• **Available records**
==*==
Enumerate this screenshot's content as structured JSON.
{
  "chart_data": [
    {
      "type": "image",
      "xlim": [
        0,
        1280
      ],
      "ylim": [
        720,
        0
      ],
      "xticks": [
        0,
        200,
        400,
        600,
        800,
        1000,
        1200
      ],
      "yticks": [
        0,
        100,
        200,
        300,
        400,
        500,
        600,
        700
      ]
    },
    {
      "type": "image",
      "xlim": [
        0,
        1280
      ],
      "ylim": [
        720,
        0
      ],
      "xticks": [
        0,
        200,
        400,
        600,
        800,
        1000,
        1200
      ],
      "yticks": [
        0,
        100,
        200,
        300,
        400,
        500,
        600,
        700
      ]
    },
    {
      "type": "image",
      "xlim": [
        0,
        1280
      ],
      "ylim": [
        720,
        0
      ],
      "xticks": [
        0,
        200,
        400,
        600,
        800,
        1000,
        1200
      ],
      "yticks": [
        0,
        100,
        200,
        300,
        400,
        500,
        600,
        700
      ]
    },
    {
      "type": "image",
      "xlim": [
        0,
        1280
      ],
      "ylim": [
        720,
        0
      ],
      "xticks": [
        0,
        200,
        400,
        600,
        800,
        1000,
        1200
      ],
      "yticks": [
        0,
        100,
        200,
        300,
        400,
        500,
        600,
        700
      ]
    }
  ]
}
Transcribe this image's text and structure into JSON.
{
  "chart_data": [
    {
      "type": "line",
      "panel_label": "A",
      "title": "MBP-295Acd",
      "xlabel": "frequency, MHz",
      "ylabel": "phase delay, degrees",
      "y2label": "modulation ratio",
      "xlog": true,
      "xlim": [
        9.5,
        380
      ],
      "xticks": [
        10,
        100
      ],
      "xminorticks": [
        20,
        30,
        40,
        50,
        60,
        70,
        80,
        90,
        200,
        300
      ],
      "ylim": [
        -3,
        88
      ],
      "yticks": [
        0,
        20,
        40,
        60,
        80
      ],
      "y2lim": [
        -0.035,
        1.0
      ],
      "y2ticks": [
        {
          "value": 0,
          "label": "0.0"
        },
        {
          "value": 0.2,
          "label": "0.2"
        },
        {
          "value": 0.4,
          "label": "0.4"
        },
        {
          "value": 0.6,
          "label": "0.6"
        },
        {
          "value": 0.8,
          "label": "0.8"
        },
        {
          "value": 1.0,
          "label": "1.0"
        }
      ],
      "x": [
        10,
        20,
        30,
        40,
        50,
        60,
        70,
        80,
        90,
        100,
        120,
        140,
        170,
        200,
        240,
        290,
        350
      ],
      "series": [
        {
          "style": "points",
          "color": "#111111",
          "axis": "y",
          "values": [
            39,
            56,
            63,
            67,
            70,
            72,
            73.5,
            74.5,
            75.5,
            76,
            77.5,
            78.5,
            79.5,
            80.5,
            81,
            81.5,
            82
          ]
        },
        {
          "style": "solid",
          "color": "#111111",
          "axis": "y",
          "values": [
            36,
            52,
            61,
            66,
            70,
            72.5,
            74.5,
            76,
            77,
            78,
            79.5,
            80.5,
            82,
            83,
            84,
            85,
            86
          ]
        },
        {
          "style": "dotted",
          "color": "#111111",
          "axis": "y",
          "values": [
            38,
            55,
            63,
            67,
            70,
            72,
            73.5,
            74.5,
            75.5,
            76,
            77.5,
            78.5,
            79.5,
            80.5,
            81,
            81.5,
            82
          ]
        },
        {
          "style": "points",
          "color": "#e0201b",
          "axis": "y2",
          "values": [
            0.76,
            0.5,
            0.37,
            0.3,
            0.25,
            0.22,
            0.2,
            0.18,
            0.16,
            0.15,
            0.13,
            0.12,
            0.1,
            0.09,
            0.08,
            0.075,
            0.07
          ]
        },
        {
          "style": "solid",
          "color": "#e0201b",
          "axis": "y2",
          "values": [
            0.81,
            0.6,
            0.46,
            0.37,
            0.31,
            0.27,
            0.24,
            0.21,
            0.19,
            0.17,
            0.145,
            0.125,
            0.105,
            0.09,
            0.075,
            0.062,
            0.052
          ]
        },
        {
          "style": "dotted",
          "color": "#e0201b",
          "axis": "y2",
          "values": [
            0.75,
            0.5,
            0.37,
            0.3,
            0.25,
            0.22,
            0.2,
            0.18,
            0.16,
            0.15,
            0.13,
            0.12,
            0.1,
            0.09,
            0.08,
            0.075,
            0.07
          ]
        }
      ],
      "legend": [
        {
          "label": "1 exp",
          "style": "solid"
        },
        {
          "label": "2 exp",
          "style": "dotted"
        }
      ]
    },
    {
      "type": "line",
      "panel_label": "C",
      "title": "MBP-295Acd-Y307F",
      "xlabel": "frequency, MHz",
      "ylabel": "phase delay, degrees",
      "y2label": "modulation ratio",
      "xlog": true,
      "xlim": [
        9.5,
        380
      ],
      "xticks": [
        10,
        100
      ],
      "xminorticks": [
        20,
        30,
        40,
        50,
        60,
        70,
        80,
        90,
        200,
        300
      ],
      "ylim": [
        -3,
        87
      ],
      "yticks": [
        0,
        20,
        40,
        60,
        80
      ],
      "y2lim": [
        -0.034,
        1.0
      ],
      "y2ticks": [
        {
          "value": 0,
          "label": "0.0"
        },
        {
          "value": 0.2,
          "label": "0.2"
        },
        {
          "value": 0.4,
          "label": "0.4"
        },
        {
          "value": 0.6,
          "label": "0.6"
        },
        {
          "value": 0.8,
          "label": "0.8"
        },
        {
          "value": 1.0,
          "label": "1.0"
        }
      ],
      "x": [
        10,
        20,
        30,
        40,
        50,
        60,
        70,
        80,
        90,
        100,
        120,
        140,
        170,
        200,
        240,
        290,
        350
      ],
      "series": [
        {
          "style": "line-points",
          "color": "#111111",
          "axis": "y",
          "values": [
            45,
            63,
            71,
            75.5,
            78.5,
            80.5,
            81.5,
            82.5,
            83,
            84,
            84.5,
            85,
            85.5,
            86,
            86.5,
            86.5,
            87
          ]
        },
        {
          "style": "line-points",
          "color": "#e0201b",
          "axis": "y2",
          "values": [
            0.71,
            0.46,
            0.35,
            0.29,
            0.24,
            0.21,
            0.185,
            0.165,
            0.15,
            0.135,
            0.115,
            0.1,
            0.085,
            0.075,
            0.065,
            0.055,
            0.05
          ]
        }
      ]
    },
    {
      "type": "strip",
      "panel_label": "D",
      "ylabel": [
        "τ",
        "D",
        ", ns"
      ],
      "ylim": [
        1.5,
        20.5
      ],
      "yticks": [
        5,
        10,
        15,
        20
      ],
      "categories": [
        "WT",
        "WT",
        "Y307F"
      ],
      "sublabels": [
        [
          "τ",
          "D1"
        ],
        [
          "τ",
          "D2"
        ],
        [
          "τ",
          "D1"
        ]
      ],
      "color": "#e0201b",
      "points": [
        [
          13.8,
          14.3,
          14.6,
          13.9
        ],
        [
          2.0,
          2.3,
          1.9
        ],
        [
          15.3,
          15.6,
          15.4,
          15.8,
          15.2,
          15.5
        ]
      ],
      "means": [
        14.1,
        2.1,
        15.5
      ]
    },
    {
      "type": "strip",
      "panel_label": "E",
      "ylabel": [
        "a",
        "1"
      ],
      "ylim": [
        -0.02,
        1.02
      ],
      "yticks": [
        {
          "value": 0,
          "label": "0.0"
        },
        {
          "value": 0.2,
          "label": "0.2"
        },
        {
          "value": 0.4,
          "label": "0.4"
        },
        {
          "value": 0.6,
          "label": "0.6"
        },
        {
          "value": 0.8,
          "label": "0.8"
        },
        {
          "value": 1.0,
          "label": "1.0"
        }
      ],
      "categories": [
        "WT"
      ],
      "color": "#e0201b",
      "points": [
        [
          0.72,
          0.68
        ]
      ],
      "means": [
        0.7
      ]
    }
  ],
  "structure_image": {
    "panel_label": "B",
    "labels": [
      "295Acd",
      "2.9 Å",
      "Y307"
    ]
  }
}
==*==
• **Task brief**
Your answer should be a single number: the count of lines containing the word "title".

• **Expected answer**
2